## STATED GOAL:
In the data below, find every line that has the string "Muriers", and copy it.
--- Start GIVEN RECORDS ---
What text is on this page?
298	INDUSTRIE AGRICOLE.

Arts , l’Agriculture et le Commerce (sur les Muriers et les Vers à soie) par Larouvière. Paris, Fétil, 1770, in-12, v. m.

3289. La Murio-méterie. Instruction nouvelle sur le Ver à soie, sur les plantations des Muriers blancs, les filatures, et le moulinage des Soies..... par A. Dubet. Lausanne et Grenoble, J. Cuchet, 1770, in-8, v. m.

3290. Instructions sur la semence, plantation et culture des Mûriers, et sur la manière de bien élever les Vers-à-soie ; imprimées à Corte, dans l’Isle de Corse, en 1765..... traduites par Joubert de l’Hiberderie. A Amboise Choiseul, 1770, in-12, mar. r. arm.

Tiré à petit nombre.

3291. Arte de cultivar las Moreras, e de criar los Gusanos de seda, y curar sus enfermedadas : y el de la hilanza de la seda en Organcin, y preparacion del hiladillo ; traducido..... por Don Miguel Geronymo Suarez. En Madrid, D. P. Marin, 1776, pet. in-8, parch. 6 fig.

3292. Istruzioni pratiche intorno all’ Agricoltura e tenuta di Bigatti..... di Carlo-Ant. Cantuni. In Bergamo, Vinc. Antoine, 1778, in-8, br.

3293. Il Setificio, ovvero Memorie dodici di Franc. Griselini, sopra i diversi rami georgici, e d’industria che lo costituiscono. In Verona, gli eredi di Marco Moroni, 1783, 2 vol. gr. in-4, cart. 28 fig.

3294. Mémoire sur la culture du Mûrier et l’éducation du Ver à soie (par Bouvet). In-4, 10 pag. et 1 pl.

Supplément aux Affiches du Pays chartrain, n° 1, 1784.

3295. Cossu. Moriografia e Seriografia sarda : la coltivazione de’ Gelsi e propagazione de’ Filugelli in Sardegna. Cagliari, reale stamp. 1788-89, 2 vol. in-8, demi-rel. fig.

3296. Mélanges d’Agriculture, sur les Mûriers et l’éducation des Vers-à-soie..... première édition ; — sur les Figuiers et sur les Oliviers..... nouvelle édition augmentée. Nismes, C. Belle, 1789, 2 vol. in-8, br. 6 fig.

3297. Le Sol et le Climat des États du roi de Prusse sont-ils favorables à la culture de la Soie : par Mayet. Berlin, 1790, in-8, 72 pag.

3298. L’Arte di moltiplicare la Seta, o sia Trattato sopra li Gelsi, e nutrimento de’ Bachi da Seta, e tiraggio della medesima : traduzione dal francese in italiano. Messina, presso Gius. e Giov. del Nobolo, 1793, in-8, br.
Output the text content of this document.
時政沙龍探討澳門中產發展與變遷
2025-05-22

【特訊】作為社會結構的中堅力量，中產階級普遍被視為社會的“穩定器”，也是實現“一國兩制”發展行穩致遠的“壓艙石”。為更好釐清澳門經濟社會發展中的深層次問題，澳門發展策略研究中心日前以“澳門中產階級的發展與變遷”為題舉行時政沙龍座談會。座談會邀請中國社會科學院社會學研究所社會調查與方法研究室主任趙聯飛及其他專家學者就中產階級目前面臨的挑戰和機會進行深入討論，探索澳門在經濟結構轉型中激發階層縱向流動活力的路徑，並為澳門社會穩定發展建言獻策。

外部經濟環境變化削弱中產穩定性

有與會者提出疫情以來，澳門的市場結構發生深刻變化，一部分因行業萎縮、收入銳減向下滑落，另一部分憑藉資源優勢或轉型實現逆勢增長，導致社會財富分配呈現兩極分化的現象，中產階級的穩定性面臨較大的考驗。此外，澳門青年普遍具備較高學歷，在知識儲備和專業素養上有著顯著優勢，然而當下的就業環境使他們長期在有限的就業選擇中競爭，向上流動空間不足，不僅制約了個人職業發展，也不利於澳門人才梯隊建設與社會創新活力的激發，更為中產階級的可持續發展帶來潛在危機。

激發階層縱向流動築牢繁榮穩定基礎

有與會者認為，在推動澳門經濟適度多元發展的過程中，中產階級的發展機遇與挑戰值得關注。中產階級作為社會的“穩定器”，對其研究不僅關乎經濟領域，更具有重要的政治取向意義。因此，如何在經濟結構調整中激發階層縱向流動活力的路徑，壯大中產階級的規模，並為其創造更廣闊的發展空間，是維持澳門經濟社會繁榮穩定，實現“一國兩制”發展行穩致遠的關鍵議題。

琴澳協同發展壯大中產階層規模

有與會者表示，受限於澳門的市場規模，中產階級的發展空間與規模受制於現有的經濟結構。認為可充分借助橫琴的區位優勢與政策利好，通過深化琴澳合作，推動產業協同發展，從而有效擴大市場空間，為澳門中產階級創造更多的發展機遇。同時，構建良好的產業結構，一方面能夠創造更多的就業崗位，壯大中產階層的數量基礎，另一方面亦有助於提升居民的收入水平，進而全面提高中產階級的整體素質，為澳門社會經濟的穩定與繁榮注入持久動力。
--- End GIVEN RECORDS ---
## WORKED SOLUTION:
Arts , l’Agriculture et le Commerce (sur les Muriers et les Vers à soie) par Larouvière. Paris, Fétil, 1770, in-12, v. m.
3289. La Murio-méterie. Instruction nouvelle sur le Ver à soie, sur les plantations des Muriers blancs, les filatures, et le moulinage des Soies..... par A. Dubet. Lausanne et Grenoble, J. Cuchet, 1770, in-8, v. m.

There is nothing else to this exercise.